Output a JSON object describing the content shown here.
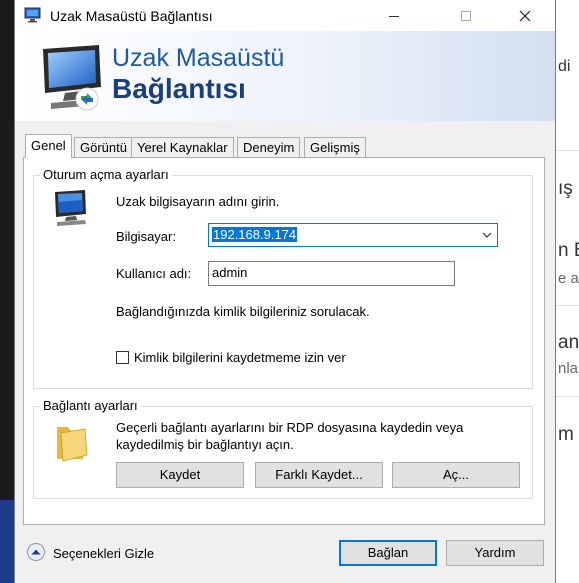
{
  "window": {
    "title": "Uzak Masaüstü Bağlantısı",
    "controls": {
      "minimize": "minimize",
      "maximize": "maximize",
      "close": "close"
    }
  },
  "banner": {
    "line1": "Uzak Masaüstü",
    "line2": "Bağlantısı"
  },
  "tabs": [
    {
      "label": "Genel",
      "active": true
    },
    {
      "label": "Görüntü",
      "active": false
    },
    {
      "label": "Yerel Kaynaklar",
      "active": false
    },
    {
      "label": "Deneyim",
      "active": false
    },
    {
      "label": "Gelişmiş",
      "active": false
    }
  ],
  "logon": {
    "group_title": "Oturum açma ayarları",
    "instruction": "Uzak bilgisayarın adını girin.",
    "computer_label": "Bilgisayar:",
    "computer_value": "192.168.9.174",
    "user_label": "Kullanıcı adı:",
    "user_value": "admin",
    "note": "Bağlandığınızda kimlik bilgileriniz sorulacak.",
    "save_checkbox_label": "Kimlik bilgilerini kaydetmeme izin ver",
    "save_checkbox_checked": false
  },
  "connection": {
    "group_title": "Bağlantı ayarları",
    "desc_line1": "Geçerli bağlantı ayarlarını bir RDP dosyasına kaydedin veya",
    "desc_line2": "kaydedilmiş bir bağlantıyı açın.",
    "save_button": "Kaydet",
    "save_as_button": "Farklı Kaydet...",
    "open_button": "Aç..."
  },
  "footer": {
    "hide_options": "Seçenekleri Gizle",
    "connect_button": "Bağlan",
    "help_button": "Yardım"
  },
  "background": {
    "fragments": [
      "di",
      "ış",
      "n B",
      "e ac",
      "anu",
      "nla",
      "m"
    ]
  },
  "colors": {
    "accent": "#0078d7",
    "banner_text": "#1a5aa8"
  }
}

* * *

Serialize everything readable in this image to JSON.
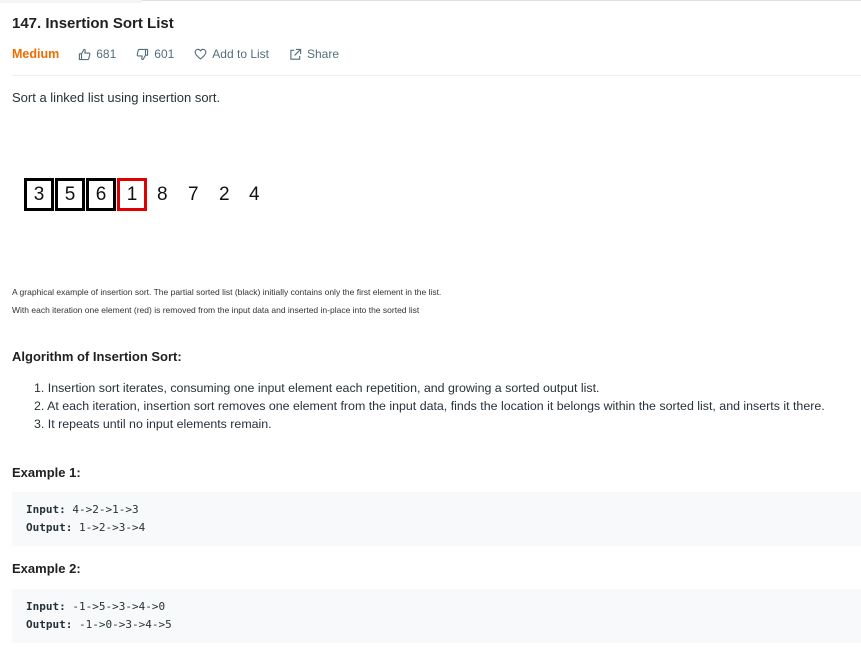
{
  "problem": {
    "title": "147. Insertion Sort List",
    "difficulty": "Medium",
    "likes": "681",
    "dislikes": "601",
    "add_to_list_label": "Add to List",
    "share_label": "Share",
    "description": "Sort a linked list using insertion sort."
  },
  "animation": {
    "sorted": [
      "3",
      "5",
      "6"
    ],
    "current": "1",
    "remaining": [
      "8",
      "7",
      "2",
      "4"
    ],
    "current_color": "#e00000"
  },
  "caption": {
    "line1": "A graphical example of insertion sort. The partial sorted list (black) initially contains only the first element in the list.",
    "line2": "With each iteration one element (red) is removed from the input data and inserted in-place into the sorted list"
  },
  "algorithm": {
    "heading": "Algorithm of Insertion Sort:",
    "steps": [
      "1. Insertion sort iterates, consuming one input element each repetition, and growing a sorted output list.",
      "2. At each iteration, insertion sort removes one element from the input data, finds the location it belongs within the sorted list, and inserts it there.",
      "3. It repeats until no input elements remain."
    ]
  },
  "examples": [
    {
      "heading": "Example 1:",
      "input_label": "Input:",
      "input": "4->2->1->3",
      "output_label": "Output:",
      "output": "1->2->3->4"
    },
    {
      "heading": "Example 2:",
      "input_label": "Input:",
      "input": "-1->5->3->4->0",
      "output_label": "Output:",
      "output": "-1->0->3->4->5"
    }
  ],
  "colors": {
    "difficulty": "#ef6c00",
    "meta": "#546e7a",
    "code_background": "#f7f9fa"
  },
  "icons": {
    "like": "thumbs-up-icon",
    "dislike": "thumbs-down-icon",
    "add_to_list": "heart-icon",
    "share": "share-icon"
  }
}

• Task directions: Return all lines containing the word "data".

• Written response:
    "line2": "With each iteration one element (red) is removed from the input data and inserted in-place into the sorted list"
      "2. At each iteration, insertion sort removes one element from the input data, finds the location it belongs within the sorted list, and inserts it there.",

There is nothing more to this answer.